**Record list**:
□ □ □ □ □ □ □

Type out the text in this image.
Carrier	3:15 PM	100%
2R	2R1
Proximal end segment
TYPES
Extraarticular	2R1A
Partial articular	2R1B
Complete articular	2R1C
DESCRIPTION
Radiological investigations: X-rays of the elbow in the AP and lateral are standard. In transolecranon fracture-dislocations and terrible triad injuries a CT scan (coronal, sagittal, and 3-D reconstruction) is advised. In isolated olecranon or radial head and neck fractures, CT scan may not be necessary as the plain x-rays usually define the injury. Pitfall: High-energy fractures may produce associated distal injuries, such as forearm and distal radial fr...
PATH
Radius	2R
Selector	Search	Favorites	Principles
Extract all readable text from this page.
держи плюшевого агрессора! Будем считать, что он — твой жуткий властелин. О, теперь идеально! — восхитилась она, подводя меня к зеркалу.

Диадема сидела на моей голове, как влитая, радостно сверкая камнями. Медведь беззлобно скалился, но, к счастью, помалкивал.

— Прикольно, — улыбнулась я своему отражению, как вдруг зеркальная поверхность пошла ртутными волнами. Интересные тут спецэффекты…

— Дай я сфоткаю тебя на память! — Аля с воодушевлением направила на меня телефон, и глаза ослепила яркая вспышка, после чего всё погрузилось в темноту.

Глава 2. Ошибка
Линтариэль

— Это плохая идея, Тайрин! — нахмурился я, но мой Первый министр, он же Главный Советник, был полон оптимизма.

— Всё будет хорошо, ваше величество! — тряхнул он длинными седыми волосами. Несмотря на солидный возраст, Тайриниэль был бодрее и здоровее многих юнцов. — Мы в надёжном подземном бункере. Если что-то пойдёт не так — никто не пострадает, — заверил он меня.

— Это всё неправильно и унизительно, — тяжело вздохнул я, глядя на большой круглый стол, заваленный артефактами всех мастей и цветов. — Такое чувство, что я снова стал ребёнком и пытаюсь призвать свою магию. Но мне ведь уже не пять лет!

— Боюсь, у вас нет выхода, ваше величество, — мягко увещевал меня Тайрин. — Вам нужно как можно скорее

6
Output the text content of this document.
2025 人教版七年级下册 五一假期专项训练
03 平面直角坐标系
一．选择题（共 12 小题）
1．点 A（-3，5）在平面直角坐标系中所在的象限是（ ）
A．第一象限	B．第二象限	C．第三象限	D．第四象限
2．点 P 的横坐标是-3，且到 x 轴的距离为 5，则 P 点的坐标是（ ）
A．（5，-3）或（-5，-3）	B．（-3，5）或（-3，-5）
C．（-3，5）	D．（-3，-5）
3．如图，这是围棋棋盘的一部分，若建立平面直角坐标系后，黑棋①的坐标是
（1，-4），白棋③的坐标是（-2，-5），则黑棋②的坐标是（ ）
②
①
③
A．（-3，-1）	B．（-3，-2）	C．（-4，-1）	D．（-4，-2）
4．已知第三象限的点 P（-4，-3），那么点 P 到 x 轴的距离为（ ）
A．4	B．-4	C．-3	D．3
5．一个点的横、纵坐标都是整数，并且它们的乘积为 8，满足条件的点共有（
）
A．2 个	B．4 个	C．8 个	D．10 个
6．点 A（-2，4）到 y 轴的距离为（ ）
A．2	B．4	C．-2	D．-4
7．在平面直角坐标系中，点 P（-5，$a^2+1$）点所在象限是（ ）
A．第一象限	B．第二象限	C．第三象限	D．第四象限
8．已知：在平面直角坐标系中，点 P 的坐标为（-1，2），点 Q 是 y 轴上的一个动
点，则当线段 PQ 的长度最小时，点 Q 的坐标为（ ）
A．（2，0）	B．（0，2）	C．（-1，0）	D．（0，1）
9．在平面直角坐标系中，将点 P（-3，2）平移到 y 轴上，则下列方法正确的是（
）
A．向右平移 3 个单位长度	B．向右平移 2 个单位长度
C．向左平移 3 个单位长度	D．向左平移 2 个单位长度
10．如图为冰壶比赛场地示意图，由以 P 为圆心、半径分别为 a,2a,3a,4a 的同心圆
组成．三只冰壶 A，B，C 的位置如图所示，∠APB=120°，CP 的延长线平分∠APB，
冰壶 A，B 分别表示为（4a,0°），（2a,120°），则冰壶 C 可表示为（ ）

□ □ □ □ □ □ □

**Do this**:
Extract every record. Keep wording exact.

**Full output**:
Type out the text in this image.
Carrier	3:15 PM	100%
2R	2R1
Proximal end segment
TYPES
Extraarticular	2R1A
Partial articular	2R1B
Complete articular	2R1C
DESCRIPTION
Radiological investigations: X-rays of the elbow in the AP and lateral are standard. In transolecranon fracture-dislocations and terrible triad injuries a CT scan (coronal, sagittal, and 3-D reconstruction) is advised. In isolated olecranon or radial head and neck fractures, CT scan may not be necessary as the plain x-rays usually define the injury. Pitfall: High-energy fractures may produce associated distal injuries, such as forearm and distal radial fr...
PATH
Radius	2R
Selector	Search	Favorites	Principles
Extract all readable text from this page.
держи плюшевого агрессора! Будем считать, что он — твой жуткий властелин. О, теперь идеально! — восхитилась она, подводя меня к зеркалу.

Диадема сидела на моей голове, как влитая, радостно сверкая камнями. Медведь беззлобно скалился, но, к счастью, помалкивал.

— Прикольно, — улыбнулась я своему отражению, как вдруг зеркальная поверхность пошла ртутными волнами. Интересные тут спецэффекты…

— Дай я сфоткаю тебя на память! — Аля с воодушевлением направила на меня телефон, и глаза ослепила яркая вспышка, после чего всё погрузилось в темноту.

Глава 2. Ошибка
Линтариэль

— Это плохая идея, Тайрин! — нахмурился я, но мой Первый министр, он же Главный Советник, был полон оптимизма.

— Всё будет хорошо, ваше величество! — тряхнул он длинными седыми волосами. Несмотря на солидный возраст, Тайриниэль был бодрее и здоровее многих юнцов. — Мы в надёжном подземном бункере. Если что-то пойдёт не так — никто не пострадает, — заверил он меня.

— Это всё неправильно и унизительно, — тяжело вздохнул я, глядя на большой круглый стол, заваленный артефактами всех мастей и цветов. — Такое чувство, что я снова стал ребёнком и пытаюсь призвать свою магию. Но мне ведь уже не пять лет!

— Боюсь, у вас нет выхода, ваше величество, — мягко увещевал меня Тайрин. — Вам нужно как можно скорее

6
Output the text content of this document.
2025 人教版七年级下册 五一假期专项训练
03 平面直角坐标系
一．选择题（共 12 小题）
1．点 A（-3，5）在平面直角坐标系中所在的象限是（ ）
A．第一象限	B．第二象限	C．第三象限	D．第四象限
2．点 P 的横坐标是-3，且到 x 轴的距离为 5，则 P 点的坐标是（ ）
A．（5，-3）或（-5，-3）	B．（-3，5）或（-3，-5）
C．（-3，5）	D．（-3，-5）
3．如图，这是围棋棋盘的一部分，若建立平面直角坐标系后，黑棋①的坐标是
（1，-4），白棋③的坐标是（-2，-5），则黑棋②的坐标是（ ）
②
①
③
A．（-3，-1）	B．（-3，-2）	C．（-4，-1）	D．（-4，-2）
4．已知第三象限的点 P（-4，-3），那么点 P 到 x 轴的距离为（ ）
A．4	B．-4	C．-3	D．3
5．一个点的横、纵坐标都是整数，并且它们的乘积为 8，满足条件的点共有（
）
A．2 个	B．4 个	C．8 个	D．10 个
6．点 A（-2，4）到 y 轴的距离为（ ）
A．2	B．4	C．-2	D．-4
7．在平面直角坐标系中，点 P（-5，$a^2+1$）点所在象限是（ ）
A．第一象限	B．第二象限	C．第三象限	D．第四象限
8．已知：在平面直角坐标系中，点 P 的坐标为（-1，2），点 Q 是 y 轴上的一个动
点，则当线段 PQ 的长度最小时，点 Q 的坐标为（ ）
A．（2，0）	B．（0，2）	C．（-1，0）	D．（0，1）
9．在平面直角坐标系中，将点 P（-3，2）平移到 y 轴上，则下列方法正确的是（
）
A．向右平移 3 个单位长度	B．向右平移 2 个单位长度
C．向左平移 3 个单位长度	D．向左平移 2 个单位长度
10．如图为冰壶比赛场地示意图，由以 P 为圆心、半径分别为 a,2a,3a,4a 的同心圆
组成．三只冰壶 A，B，C 的位置如图所示，∠APB=120°，CP 的延长线平分∠APB，
冰壶 A，B 分别表示为（4a,0°），（2a,120°），则冰壶 C 可表示为（ ）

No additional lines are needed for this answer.